→ **YOUR OBJECTIVE**: Extract all lines that hold the string "南宁市新民中学".

→ **THE DATA**:
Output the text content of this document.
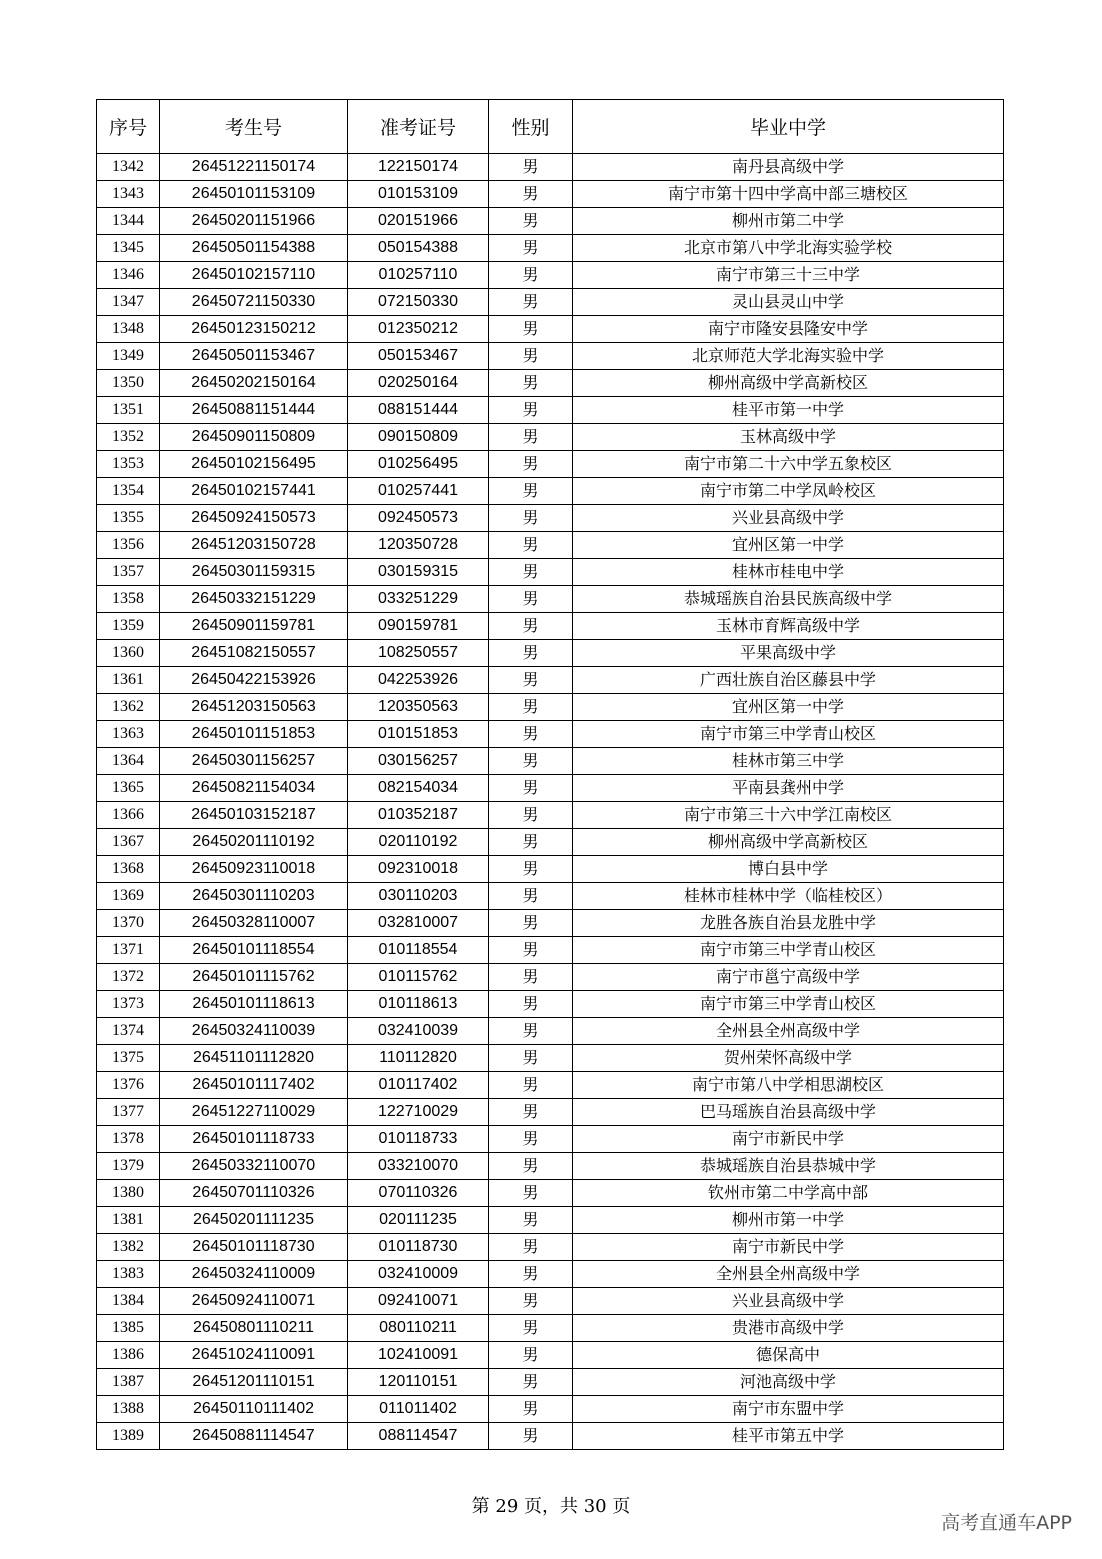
序号	考生号	准考证号	性别	毕业中学
1342	26451221150174	122150174	男	南丹县高级中学
1343	26450101153109	010153109	男	南宁市第十四中学高中部三塘校区
1344	26450201151966	020151966	男	柳州市第二中学
1345	26450501154388	050154388	男	北京市第八中学北海实验学校
1346	26450102157110	010257110	男	南宁市第三十三中学
1347	26450721150330	072150330	男	灵山县灵山中学
1348	26450123150212	012350212	男	南宁市隆安县隆安中学
1349	26450501153467	050153467	男	北京师范大学北海实验中学
1350	26450202150164	020250164	男	柳州高级中学高新校区
1351	26450881151444	088151444	男	桂平市第一中学
1352	26450901150809	090150809	男	玉林高级中学
1353	26450102156495	010256495	男	南宁市第二十六中学五象校区
1354	26450102157441	010257441	男	南宁市第二中学凤岭校区
1355	26450924150573	092450573	男	兴业县高级中学
1356	26451203150728	120350728	男	宜州区第一中学
1357	26450301159315	030159315	男	桂林市桂电中学
1358	26450332151229	033251229	男	恭城瑶族自治县民族高级中学
1359	26450901159781	090159781	男	玉林市育辉高级中学
1360	26451082150557	108250557	男	平果高级中学
1361	26450422153926	042253926	男	广西壮族自治区藤县中学
1362	26451203150563	120350563	男	宜州区第一中学
1363	26450101151853	010151853	男	南宁市第三中学青山校区
1364	26450301156257	030156257	男	桂林市第三中学
1365	26450821154034	082154034	男	平南县龚州中学
1366	26450103152187	010352187	男	南宁市第三十六中学江南校区
1367	26450201110192	020110192	男	柳州高级中学高新校区
1368	26450923110018	092310018	男	博白县中学
1369	26450301110203	030110203	男	桂林市桂林中学（临桂校区）
1370	26450328110007	032810007	男	龙胜各族自治县龙胜中学
1371	26450101118554	010118554	男	南宁市第三中学青山校区
1372	26450101115762	010115762	男	南宁市邕宁高级中学
1373	26450101118613	010118613	男	南宁市第三中学青山校区
1374	26450324110039	032410039	男	全州县全州高级中学
1375	26451101112820	110112820	男	贺州荣怀高级中学
1376	26450101117402	010117402	男	南宁市第八中学相思湖校区
1377	26451227110029	122710029	男	巴马瑶族自治县高级中学
1378	26450101118733	010118733	男	南宁市新民中学
1379	26450332110070	033210070	男	恭城瑶族自治县恭城中学
1380	26450701110326	070110326	男	钦州市第二中学高中部
1381	26450201111235	020111235	男	柳州市第一中学
1382	26450101118730	010118730	男	南宁市新民中学
1383	26450324110009	032410009	男	全州县全州高级中学
1384	26450924110071	092410071	男	兴业县高级中学
1385	26450801110211	080110211	男	贵港市高级中学
1386	26451024110091	102410091	男	德保高中
1387	26451201110151	120110151	男	河池高级中学
1388	26450110111402	011011402	男	南宁市东盟中学
1389	26450881114547	088114547	男	桂平市第五中学
第 29 页，共 30 页
高考直通车APP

→ **ANSWER TO THE TASK**:
1378	26450101118733	010118733	男	南宁市新民中学
1382	26450101118730	010118730	男	南宁市新民中学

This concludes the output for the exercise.